Dataset rows

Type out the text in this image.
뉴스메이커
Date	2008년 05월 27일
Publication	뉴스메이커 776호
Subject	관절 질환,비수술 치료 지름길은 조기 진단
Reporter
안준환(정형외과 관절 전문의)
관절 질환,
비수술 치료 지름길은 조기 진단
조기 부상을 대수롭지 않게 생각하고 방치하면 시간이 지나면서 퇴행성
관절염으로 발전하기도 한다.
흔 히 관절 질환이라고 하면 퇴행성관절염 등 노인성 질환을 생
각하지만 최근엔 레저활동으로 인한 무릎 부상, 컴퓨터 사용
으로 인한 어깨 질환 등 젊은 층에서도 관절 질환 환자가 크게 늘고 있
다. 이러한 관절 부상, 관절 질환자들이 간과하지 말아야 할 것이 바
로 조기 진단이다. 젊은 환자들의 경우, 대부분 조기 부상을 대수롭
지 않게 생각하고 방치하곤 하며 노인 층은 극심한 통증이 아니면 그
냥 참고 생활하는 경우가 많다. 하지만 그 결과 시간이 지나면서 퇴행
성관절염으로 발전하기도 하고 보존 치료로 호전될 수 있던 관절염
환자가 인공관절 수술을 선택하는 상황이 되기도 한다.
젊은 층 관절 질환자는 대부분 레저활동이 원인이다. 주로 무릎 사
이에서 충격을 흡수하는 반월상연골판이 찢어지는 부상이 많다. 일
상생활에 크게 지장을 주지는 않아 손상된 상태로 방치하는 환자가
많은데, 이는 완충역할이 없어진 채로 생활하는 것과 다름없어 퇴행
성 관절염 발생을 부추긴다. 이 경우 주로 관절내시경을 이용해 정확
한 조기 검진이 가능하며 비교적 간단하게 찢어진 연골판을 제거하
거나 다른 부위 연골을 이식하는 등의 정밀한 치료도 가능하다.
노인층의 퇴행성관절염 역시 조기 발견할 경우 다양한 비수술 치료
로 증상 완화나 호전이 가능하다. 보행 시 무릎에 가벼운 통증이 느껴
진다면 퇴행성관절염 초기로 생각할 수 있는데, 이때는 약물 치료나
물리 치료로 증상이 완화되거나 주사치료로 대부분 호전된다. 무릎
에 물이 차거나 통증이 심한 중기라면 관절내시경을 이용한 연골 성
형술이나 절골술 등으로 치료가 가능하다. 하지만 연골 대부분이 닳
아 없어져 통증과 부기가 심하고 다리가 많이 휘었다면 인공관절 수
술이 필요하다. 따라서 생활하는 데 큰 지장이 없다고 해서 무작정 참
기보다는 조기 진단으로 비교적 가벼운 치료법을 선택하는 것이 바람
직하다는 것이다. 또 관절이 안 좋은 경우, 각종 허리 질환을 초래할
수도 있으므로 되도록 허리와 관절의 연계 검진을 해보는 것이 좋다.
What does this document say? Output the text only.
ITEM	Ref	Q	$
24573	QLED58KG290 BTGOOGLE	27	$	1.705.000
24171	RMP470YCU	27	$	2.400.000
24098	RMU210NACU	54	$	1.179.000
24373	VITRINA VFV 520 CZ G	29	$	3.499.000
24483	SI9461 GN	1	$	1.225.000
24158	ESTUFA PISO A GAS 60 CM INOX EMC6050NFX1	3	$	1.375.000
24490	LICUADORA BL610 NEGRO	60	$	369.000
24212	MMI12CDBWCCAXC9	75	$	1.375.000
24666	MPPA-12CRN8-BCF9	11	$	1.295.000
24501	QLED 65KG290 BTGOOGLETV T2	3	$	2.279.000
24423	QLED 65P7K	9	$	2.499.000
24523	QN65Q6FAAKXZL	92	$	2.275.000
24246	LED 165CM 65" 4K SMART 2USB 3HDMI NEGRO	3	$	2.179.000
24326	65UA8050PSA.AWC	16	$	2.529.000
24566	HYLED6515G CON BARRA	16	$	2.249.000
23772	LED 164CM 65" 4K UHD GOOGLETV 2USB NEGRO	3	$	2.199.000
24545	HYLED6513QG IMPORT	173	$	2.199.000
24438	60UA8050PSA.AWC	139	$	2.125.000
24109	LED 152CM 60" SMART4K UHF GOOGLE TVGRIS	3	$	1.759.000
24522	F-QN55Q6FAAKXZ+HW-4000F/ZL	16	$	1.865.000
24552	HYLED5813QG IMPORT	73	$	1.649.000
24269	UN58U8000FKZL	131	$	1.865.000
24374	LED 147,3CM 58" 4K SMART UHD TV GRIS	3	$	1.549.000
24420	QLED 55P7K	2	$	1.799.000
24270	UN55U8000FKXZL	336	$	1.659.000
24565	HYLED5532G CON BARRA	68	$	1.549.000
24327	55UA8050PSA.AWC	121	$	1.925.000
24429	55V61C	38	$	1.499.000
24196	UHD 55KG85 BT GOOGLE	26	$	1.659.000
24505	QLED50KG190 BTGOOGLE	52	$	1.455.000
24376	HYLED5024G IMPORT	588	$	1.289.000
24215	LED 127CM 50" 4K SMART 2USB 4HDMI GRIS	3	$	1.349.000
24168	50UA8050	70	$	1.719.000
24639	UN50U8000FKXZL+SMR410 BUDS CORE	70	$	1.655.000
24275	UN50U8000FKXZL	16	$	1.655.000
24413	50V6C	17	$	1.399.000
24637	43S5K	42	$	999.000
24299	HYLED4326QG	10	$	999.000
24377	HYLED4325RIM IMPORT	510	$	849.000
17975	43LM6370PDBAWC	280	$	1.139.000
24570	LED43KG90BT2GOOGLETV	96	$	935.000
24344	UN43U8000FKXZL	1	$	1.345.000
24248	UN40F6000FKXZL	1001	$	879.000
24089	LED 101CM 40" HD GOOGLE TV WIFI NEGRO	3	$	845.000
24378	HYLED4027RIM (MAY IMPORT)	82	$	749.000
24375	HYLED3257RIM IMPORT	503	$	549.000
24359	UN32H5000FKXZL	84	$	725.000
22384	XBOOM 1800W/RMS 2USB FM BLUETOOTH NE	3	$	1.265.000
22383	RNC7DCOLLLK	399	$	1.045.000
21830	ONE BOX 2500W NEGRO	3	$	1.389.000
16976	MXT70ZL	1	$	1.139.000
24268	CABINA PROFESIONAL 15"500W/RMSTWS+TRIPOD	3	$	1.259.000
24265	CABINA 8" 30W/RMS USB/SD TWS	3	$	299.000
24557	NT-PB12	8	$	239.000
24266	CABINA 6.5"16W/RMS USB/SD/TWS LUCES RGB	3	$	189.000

#### EXERCISE:
Pull out all lines from the entries above that include the word "관절내시경을".

#### CORRECT RESPONSE:
성 관절염 발생을 부추긴다. 이 경우 주로 관절내시경을 이용해 정확
에 물이 차거나 통증이 심한 중기라면 관절내시경을 이용한 연골 성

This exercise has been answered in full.